■ RECORD EXCERPTS ■
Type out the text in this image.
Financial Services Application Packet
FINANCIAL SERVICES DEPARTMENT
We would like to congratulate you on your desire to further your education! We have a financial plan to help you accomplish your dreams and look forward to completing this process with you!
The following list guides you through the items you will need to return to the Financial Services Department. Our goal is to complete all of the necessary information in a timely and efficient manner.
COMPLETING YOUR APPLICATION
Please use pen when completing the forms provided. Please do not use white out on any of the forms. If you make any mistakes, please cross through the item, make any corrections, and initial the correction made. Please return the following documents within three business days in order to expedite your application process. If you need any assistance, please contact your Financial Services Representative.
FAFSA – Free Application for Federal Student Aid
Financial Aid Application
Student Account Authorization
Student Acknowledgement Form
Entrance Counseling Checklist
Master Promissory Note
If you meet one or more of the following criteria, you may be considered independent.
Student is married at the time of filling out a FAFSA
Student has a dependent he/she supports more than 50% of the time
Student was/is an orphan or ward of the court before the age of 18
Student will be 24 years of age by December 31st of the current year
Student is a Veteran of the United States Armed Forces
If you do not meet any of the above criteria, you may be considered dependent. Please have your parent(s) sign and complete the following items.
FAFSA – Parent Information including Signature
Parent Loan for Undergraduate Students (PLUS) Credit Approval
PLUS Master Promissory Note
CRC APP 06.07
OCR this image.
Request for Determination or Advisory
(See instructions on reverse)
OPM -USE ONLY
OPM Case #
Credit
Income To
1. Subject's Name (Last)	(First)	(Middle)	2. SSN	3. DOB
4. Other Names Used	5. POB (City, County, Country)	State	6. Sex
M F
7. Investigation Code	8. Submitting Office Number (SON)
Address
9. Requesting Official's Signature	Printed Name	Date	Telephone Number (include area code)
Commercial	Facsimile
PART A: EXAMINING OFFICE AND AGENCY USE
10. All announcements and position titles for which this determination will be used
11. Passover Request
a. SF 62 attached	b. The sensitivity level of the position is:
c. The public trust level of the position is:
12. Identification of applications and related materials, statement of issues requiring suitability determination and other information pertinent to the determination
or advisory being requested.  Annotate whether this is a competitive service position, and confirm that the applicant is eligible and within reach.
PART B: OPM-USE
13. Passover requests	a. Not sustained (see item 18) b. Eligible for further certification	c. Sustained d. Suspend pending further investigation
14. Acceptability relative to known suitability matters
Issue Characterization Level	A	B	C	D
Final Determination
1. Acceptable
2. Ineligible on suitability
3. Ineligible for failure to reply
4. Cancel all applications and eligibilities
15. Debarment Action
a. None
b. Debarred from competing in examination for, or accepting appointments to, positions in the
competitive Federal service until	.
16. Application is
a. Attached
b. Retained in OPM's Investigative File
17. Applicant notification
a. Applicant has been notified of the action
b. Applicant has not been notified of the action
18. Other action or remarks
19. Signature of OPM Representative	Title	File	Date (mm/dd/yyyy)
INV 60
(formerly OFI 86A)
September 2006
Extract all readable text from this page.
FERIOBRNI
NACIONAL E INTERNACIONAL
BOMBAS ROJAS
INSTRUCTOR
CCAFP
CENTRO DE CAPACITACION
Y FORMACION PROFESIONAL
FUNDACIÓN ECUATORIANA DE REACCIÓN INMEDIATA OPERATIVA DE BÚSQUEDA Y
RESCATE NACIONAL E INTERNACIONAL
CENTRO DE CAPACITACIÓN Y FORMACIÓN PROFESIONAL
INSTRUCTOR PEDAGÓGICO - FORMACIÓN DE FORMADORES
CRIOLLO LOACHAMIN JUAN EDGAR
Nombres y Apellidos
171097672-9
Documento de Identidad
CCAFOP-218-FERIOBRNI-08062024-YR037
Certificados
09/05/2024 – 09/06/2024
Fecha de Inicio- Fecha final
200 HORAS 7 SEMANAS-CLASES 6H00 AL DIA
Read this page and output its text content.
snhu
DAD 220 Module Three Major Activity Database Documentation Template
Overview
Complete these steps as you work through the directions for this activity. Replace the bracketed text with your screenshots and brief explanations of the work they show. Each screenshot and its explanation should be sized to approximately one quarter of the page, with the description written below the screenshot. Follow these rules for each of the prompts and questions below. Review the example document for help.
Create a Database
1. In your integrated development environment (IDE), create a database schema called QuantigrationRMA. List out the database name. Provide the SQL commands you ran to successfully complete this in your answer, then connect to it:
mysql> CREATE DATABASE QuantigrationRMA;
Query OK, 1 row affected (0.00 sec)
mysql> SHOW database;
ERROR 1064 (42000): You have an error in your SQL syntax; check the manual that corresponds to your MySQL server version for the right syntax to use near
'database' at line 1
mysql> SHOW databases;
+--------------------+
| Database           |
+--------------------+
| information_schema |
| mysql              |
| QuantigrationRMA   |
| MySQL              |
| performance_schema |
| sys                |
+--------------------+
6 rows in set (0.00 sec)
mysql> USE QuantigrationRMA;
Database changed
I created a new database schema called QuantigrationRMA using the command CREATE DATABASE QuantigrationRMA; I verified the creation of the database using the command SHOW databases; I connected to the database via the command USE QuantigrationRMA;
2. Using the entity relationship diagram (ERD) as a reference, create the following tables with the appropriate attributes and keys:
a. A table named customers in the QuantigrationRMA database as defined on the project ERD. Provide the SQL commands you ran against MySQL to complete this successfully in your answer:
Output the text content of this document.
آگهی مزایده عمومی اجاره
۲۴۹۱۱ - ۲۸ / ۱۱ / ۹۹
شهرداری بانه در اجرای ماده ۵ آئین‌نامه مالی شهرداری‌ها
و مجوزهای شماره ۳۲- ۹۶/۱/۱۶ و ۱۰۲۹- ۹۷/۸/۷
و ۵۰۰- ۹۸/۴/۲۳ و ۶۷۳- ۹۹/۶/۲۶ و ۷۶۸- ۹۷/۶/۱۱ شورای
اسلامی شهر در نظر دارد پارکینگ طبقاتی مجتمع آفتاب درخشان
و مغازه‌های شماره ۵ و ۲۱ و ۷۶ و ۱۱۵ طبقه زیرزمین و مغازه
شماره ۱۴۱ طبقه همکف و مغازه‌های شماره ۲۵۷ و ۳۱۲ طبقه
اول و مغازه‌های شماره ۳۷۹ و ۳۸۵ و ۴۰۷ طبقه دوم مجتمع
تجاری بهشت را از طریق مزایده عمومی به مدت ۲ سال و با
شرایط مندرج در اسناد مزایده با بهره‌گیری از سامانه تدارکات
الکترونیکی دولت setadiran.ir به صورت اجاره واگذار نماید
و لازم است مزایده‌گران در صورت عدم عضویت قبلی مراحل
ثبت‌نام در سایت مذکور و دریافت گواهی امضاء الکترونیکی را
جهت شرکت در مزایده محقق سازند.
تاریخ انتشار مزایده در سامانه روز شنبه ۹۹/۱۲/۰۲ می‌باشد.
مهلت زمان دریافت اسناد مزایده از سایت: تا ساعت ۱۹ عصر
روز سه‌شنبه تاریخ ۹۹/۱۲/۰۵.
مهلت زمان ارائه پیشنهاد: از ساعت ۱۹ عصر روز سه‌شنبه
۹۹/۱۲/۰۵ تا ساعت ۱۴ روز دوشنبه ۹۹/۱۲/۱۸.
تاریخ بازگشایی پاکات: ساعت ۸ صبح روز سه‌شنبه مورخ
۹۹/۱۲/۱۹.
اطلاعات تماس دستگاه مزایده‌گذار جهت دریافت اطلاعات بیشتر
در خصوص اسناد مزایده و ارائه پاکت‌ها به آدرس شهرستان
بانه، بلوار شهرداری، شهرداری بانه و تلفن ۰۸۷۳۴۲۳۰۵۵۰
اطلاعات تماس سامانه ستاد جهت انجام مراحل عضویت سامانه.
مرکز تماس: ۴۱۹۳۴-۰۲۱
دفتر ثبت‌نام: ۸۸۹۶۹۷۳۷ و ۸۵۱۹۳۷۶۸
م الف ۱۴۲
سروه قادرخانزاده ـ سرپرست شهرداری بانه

■ WORK TO DO ■
Give the number of lines in the records that contain the string "INSTRUCTOR", with no other output.

■ EXERCISE ANSWER ■
2